/---
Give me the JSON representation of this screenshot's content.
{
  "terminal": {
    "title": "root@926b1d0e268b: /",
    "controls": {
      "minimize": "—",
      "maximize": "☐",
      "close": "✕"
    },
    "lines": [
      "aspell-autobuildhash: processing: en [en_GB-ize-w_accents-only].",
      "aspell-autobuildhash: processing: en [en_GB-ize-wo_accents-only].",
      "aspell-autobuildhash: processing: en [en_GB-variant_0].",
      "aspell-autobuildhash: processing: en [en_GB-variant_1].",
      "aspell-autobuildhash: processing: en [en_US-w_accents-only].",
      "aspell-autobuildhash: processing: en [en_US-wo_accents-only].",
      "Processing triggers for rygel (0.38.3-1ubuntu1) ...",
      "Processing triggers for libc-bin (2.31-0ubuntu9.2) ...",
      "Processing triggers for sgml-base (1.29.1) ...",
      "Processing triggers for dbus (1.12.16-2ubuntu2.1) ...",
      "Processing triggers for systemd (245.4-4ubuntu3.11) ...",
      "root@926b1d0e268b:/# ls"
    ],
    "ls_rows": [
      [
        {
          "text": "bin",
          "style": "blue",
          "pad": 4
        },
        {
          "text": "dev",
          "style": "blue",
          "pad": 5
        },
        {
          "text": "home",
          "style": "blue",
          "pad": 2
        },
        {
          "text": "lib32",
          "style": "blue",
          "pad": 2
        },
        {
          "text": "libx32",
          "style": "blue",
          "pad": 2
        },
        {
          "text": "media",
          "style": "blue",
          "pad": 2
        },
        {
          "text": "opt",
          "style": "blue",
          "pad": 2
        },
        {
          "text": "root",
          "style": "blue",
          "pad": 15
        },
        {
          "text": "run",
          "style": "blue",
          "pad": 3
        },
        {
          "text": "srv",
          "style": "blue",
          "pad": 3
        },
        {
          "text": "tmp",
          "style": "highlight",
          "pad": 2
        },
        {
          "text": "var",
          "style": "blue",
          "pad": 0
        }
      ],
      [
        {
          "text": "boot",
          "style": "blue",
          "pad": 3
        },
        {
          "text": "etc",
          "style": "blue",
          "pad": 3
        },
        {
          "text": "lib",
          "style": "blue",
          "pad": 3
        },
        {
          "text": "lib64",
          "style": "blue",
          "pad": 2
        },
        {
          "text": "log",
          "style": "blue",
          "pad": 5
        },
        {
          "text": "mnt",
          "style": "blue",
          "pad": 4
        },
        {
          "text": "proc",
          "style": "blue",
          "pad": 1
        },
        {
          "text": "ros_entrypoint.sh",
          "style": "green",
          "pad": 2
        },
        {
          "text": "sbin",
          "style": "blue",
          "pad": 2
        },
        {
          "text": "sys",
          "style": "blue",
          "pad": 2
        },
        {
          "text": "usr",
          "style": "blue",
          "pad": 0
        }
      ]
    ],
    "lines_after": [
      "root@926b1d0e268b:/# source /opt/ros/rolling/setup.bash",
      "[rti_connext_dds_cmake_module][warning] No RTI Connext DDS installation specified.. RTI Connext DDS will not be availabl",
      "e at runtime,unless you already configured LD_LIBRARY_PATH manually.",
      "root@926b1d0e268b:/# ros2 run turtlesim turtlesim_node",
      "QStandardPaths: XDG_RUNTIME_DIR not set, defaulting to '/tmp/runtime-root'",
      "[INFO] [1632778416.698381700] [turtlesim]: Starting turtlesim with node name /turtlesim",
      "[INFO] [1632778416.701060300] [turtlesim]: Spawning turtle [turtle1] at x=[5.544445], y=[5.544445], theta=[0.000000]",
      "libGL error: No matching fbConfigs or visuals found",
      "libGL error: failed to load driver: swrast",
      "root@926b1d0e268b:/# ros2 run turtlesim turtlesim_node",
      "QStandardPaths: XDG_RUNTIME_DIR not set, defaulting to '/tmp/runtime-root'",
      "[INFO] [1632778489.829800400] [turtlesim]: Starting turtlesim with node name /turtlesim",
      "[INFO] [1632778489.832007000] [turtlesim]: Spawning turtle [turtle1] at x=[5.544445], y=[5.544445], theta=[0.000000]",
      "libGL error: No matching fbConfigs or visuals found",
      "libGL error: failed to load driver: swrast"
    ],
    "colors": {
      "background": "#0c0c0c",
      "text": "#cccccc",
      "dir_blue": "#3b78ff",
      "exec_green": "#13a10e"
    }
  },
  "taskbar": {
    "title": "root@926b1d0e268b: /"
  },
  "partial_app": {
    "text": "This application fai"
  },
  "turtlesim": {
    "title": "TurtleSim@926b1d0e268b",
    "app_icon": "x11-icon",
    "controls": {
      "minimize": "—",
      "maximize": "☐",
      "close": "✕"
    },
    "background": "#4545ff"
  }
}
\---
## WHAT THIS TASK INVOLVES
Each line in the data that holds the string "name" should be found and copied.

## RESPONSE FOR THIS EXERCISE
      "[INFO] [1632778416.698381700] [turtlesim]: Starting turtlesim with node name /turtlesim",
      "[INFO] [1632778489.829800400] [turtlesim]: Starting turtlesim with node name /turtlesim",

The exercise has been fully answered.